■ YOUR TASK: Go through the entries and copy every line that has the string "JSON" in it.

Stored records
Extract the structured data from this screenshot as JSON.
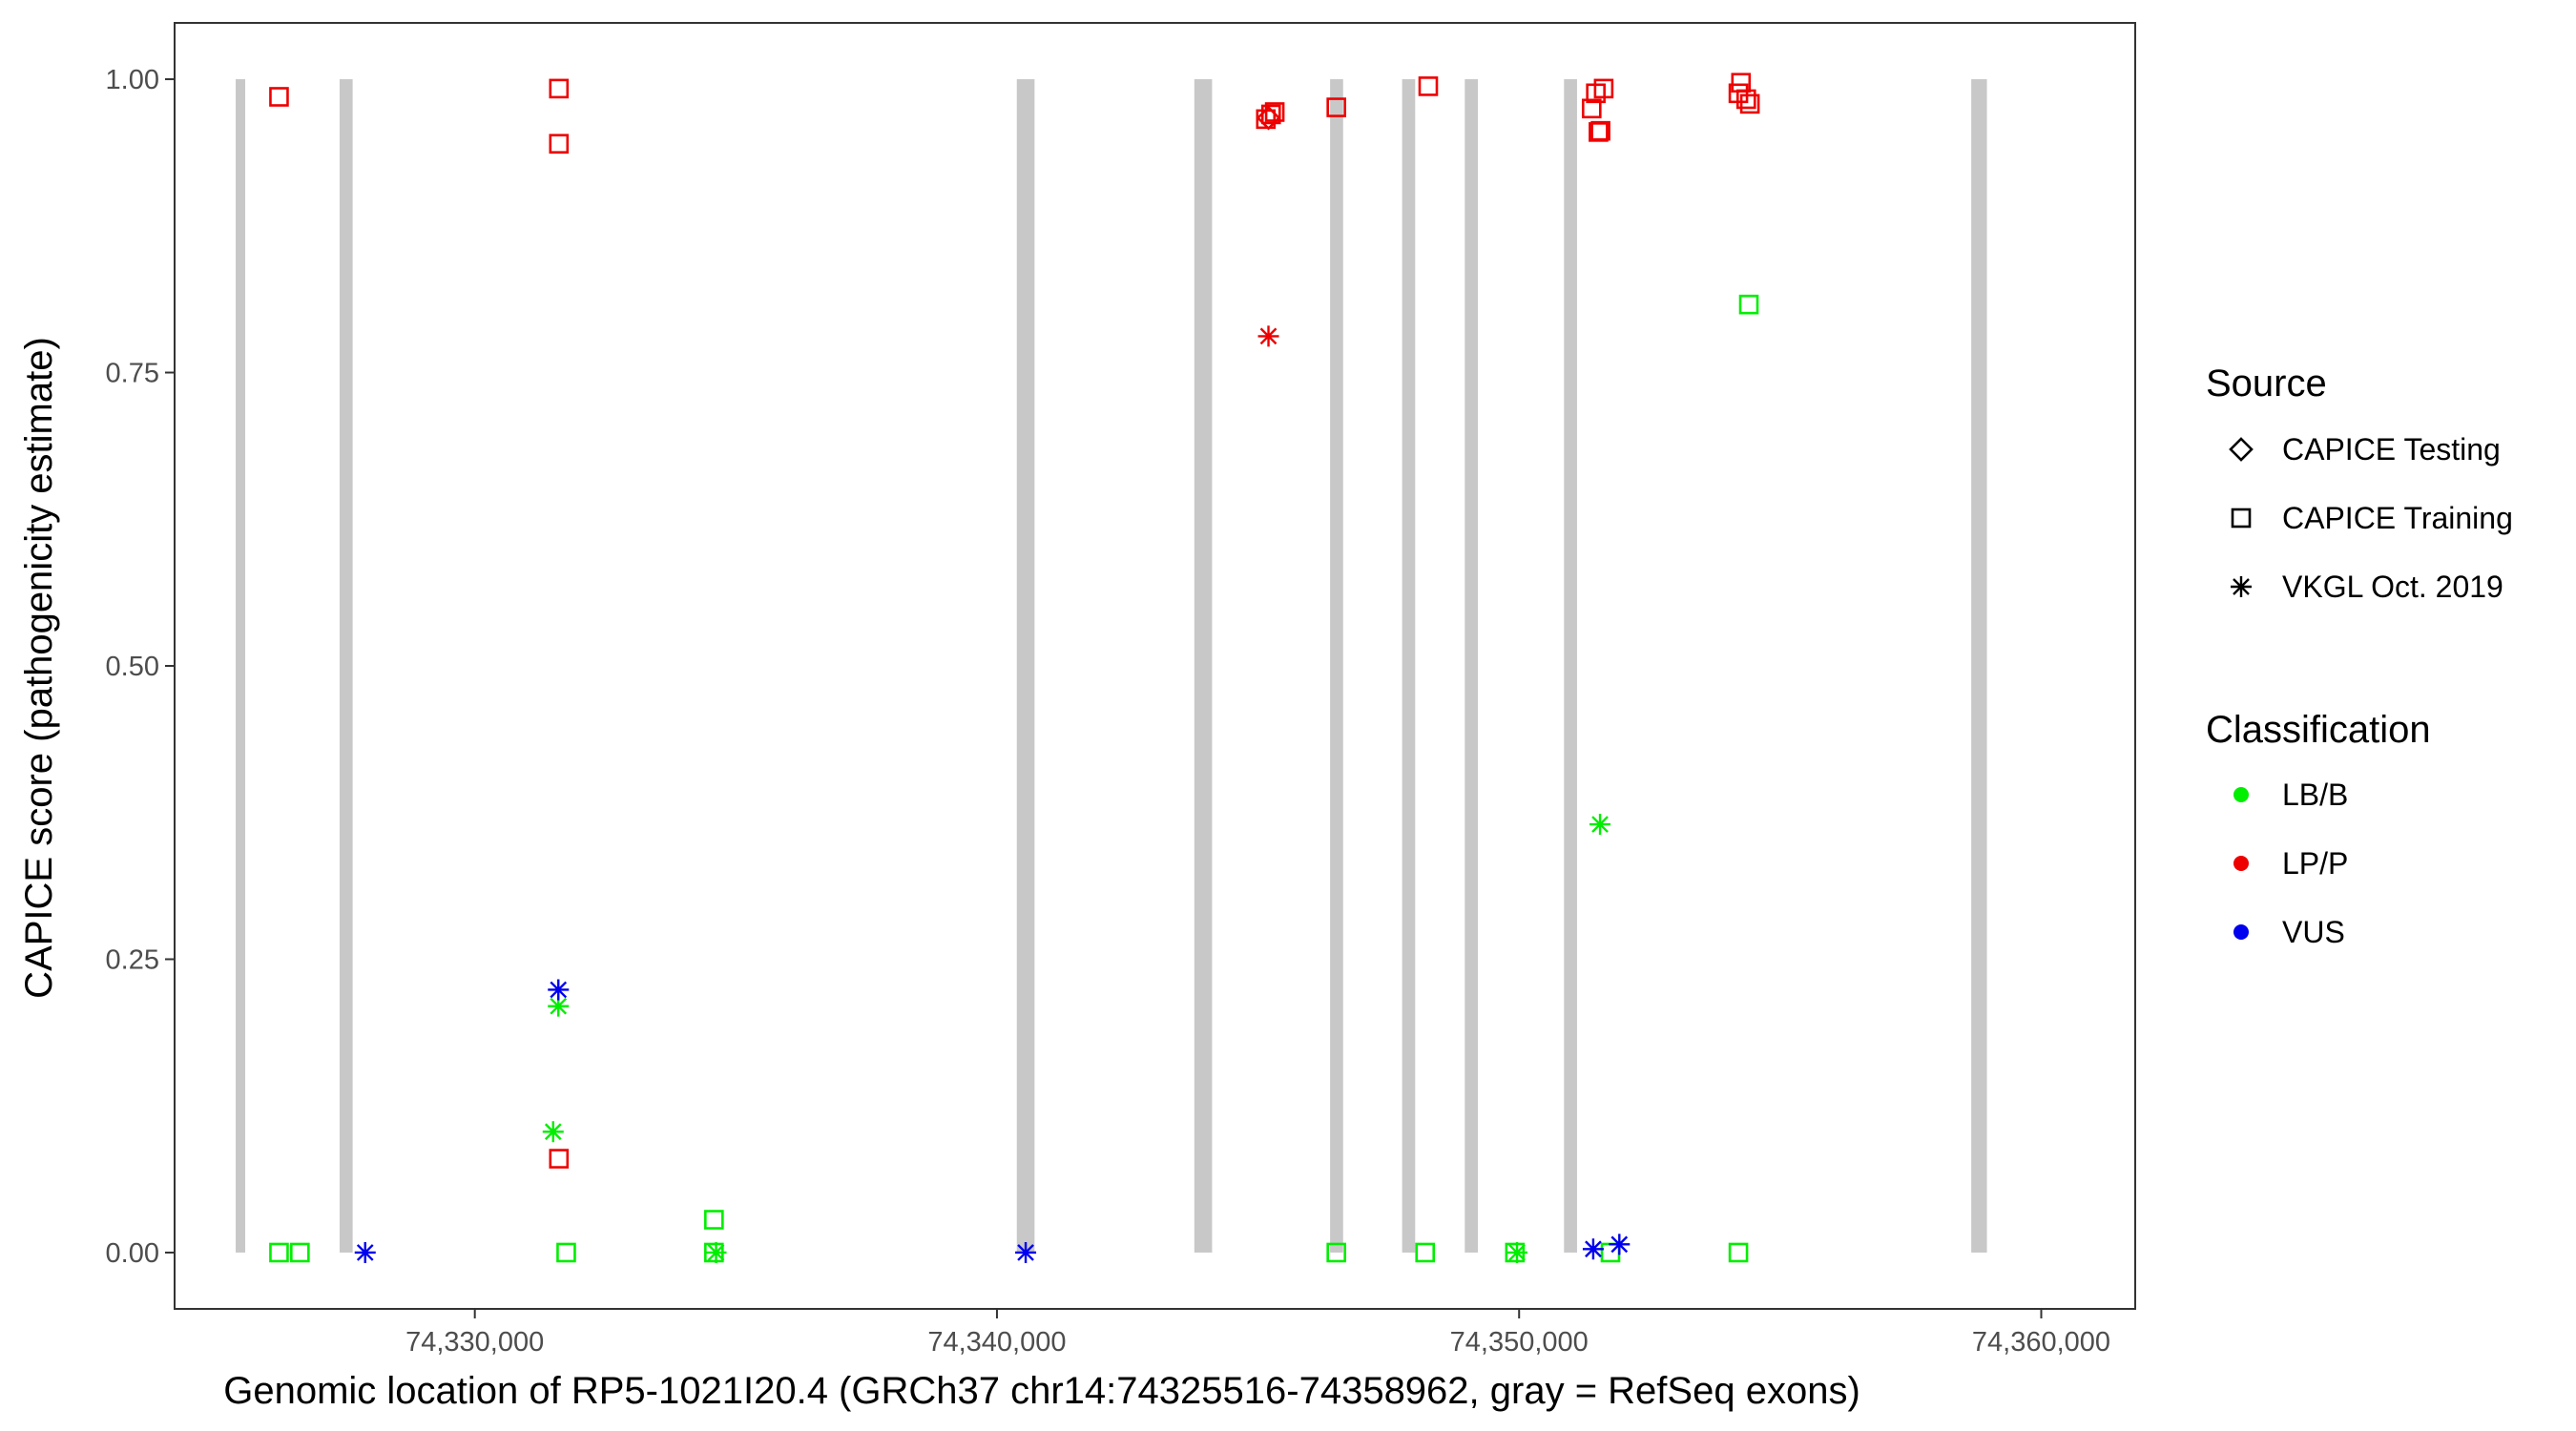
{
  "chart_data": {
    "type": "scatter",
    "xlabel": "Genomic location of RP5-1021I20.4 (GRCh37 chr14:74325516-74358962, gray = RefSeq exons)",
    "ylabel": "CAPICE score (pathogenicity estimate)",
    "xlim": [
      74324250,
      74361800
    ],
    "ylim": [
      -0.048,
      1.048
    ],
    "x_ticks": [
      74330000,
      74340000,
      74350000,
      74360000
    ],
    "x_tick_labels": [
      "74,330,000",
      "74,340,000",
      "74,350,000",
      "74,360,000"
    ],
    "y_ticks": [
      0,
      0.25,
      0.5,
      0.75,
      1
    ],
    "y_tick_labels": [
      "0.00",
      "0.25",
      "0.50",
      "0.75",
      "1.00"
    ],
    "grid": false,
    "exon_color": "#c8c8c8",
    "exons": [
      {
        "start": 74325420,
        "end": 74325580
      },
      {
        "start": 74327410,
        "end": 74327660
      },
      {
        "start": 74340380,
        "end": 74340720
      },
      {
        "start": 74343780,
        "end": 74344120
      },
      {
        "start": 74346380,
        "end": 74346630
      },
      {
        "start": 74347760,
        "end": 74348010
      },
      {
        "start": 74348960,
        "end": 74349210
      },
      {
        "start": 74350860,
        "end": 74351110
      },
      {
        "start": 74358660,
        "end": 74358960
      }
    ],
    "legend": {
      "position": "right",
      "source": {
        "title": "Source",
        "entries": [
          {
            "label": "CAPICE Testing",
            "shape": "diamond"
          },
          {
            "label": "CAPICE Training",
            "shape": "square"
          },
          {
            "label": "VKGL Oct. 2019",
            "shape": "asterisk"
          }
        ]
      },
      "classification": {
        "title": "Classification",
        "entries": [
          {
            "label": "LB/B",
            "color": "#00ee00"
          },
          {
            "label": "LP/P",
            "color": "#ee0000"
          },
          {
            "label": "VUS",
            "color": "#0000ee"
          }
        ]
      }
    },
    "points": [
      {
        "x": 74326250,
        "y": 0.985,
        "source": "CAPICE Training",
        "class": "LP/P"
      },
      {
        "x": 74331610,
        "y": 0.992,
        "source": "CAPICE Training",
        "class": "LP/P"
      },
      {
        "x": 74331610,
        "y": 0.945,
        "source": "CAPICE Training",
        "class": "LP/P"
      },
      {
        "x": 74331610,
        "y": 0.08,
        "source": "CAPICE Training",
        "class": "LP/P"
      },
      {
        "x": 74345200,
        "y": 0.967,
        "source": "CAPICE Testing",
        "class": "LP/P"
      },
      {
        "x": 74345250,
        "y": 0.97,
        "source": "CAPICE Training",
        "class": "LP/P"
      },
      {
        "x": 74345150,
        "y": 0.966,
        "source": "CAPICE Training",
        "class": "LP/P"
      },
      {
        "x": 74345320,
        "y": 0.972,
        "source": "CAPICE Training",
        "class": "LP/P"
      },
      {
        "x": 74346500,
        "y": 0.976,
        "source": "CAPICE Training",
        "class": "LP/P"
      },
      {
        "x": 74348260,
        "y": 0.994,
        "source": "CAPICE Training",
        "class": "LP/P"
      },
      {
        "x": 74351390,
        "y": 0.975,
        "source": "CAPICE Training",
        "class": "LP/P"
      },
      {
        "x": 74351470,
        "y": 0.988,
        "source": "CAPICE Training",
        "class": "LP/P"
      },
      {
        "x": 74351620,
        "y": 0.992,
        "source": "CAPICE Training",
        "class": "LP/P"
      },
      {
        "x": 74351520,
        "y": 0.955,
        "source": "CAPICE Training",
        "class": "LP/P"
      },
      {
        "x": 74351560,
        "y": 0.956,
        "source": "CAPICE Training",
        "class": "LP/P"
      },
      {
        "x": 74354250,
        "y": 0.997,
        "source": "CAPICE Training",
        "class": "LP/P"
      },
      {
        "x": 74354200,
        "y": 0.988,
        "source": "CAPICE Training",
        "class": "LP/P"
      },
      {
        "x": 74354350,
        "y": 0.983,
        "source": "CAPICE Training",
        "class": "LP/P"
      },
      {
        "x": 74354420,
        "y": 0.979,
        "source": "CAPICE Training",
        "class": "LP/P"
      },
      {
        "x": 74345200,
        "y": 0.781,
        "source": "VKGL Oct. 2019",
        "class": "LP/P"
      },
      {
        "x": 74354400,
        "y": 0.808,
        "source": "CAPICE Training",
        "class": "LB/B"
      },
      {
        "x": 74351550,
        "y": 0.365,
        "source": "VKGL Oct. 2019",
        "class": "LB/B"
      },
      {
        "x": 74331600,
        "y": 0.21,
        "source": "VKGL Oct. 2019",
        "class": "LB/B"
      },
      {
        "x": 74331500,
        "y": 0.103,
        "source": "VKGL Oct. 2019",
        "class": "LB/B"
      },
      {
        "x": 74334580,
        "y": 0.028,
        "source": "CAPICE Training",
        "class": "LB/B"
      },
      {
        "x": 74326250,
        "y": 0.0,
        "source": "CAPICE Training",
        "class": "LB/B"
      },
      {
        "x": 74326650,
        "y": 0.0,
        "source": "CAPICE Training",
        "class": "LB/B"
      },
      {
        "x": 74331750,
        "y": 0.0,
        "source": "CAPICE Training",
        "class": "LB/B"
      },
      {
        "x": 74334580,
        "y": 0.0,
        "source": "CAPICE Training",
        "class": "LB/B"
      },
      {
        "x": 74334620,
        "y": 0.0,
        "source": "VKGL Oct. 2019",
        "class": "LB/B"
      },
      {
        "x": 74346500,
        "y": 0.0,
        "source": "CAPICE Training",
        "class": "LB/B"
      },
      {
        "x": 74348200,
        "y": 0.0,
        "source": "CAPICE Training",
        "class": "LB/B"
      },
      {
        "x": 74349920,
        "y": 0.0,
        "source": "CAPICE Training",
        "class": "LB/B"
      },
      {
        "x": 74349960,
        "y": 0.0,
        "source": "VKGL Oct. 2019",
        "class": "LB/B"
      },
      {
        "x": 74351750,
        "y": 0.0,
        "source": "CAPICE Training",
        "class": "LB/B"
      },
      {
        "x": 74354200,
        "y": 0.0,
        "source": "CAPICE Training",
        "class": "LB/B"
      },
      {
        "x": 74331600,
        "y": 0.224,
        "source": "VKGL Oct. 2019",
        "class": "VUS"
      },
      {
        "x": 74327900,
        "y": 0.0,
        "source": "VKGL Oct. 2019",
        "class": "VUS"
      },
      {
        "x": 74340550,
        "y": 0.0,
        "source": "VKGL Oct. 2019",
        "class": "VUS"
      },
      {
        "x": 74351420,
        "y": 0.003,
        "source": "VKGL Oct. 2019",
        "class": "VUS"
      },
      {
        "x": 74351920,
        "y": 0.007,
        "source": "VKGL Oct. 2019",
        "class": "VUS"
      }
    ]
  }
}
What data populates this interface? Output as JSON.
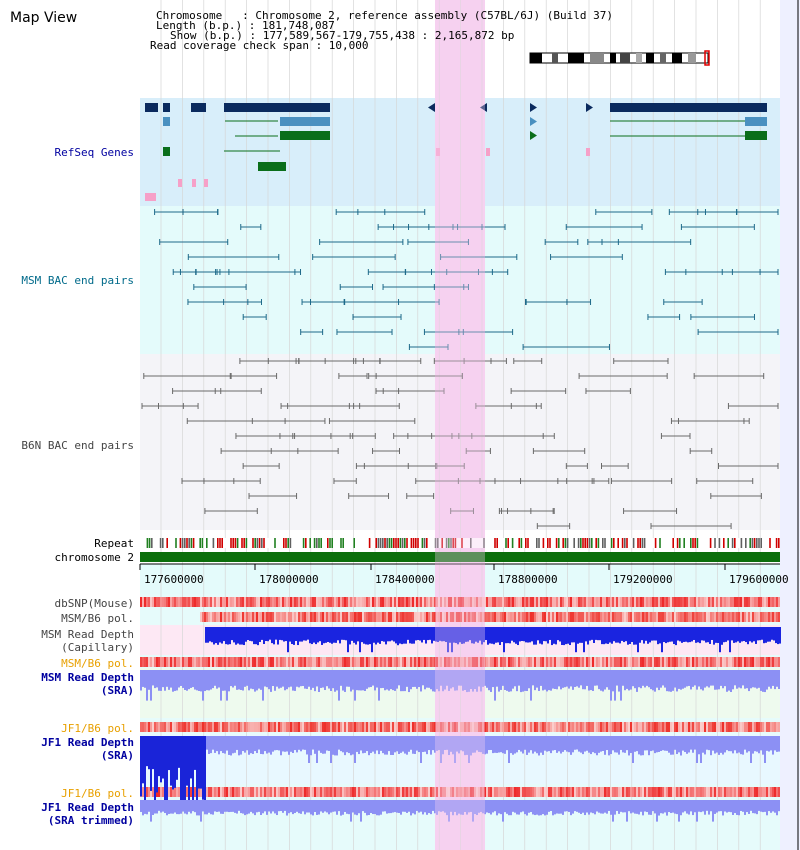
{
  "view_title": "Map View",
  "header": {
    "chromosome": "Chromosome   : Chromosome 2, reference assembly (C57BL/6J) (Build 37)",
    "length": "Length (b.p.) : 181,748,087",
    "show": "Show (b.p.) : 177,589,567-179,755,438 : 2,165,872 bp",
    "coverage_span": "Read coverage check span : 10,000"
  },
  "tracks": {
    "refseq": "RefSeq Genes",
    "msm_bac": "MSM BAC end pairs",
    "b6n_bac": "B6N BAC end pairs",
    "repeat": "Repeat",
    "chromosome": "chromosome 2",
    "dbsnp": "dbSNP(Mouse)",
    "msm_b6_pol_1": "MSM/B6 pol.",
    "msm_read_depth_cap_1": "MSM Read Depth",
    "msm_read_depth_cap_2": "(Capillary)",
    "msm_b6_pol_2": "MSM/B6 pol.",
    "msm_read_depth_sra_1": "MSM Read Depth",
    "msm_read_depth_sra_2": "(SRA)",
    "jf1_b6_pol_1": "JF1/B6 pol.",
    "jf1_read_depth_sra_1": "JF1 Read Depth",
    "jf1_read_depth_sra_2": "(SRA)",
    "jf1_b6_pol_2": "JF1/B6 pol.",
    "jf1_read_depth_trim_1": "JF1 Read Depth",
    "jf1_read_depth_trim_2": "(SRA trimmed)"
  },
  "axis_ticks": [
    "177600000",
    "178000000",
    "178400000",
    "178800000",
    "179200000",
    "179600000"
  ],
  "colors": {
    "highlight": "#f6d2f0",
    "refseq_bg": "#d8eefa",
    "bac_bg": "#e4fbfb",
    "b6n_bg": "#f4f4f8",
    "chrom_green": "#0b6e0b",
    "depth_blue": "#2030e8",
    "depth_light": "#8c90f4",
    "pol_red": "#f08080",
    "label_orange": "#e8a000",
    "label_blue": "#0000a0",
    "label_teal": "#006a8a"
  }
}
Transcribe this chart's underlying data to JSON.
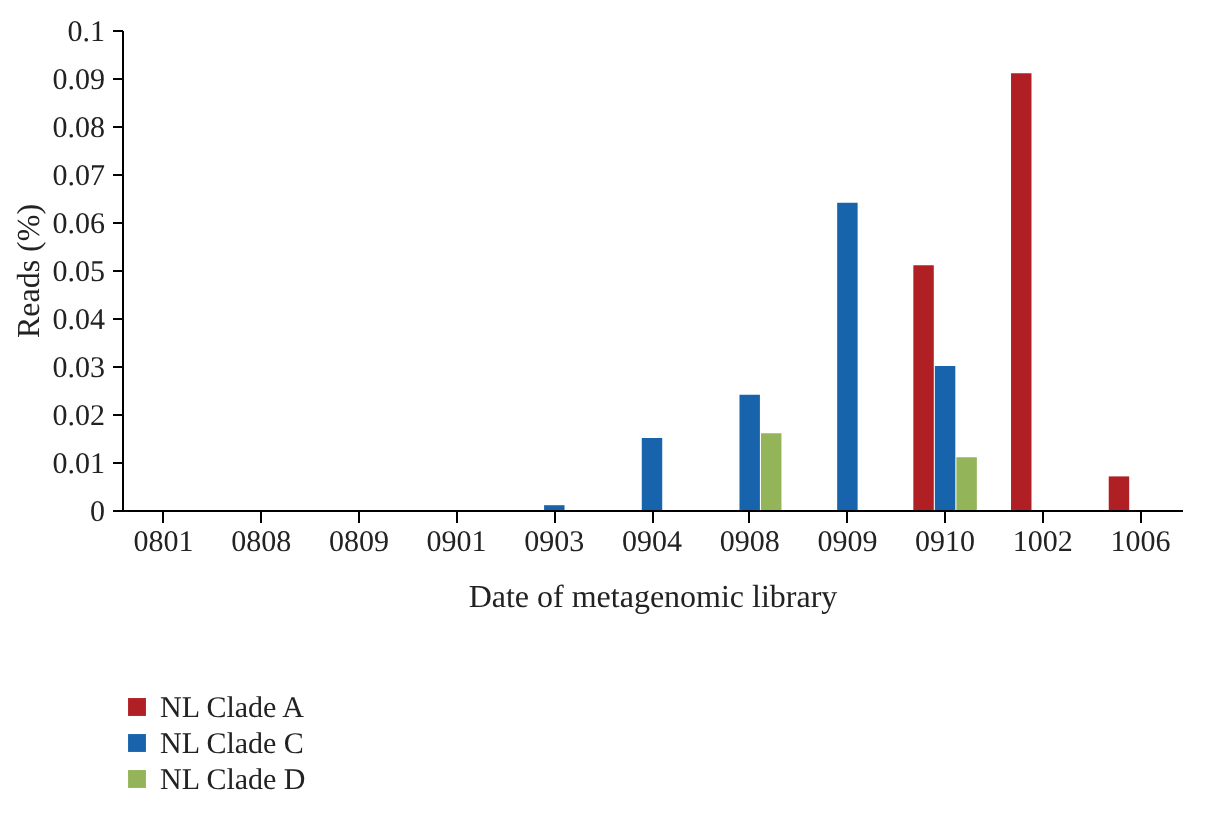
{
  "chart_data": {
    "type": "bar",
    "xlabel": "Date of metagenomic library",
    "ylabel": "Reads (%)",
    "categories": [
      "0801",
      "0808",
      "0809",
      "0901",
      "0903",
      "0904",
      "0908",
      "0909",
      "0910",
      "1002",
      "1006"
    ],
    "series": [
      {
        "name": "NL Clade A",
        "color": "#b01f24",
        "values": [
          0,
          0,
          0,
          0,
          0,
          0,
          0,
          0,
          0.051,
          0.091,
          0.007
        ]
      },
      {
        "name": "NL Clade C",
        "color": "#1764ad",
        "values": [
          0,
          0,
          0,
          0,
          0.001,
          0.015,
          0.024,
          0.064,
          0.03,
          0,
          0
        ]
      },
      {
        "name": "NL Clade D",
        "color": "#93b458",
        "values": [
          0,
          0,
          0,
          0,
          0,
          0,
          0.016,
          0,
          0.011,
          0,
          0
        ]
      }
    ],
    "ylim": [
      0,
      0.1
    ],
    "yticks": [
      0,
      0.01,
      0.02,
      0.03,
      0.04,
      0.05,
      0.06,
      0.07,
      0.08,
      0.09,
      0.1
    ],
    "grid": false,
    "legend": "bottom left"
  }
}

■ TASK RESPONSE:
Extract the structured data from this screenshot as JSON.
What data populates this interface? Output as JSON.
Transcribe this chart's underlying data to JSON.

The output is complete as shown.